Task objective: Pull out every line with the word "kamu".

(Dataset entries)
►

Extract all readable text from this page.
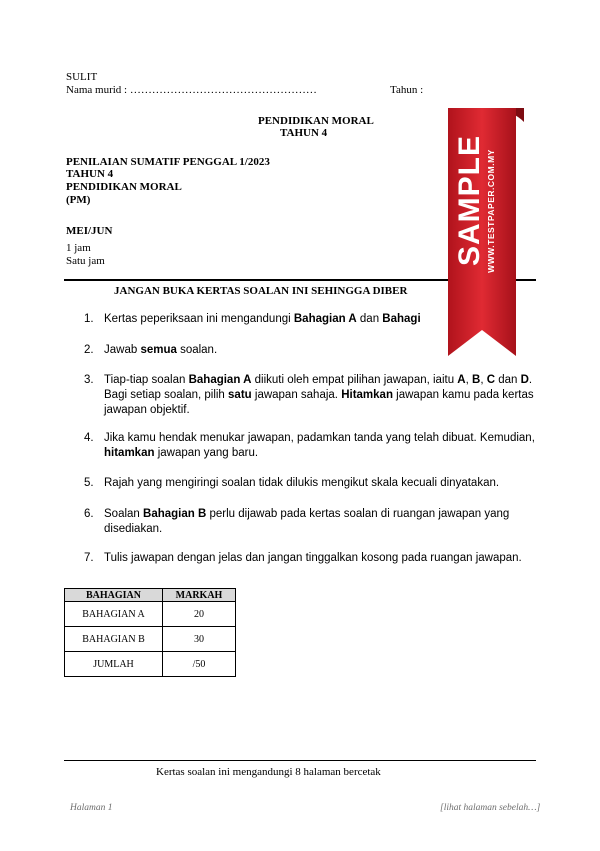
SULIT
Nama murid : ……………………………………………	Tahun :
PENDIDIKAN MORAL
TAHUN 4
PENILAIAN SUMATIF PENGGAL 1/2023
TAHUN 4
PENDIDIKAN MORAL
(PM)
MEI/JUN
1 jam
Satu jam
JANGAN BUKA KERTAS SOALAN INI SEHINGGA DIBER
1. Kertas peperiksaan ini mengandungi Bahagian A dan Bahagi
2. Jawab semua soalan.
3. Tiap-tiap soalan Bahagian A diikuti oleh empat pilihan jawapan, iaitu A, B, C dan D. Bagi setiap soalan, pilih satu jawapan sahaja. Hitamkan jawapan kamu pada kertas jawapan objektif.
4. Jika kamu hendak menukar jawapan, padamkan tanda yang telah dibuat. Kemudian, hitamkan jawapan yang baru.
5. Rajah yang mengiringi soalan tidak dilukis mengikut skala kecuali dinyatakan.
6. Soalan Bahagian B perlu dijawab pada kertas soalan di ruangan jawapan yang disediakan.
7. Tulis jawapan dengan jelas dan jangan tinggalkan kosong pada ruangan jawapan.
BAHAGIAN	MARKAH
BAHAGIAN A	20
BAHAGIAN B	30
JUMLAH	/50
Kertas soalan ini mengandungi 8 halaman bercetak
Halaman 1	[lihat halaman sebelah…]
SAMPLE WWW.TESTPAPER.COM.MY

◄

Completed task:
3. Tiap-tiap soalan Bahagian A diikuti oleh empat pilihan jawapan, iaitu A, B, C dan D. Bagi setiap soalan, pilih satu jawapan sahaja. Hitamkan jawapan kamu pada kertas jawapan objektif.
4. Jika kamu hendak menukar jawapan, padamkan tanda yang telah dibuat. Kemudian, hitamkan jawapan yang baru.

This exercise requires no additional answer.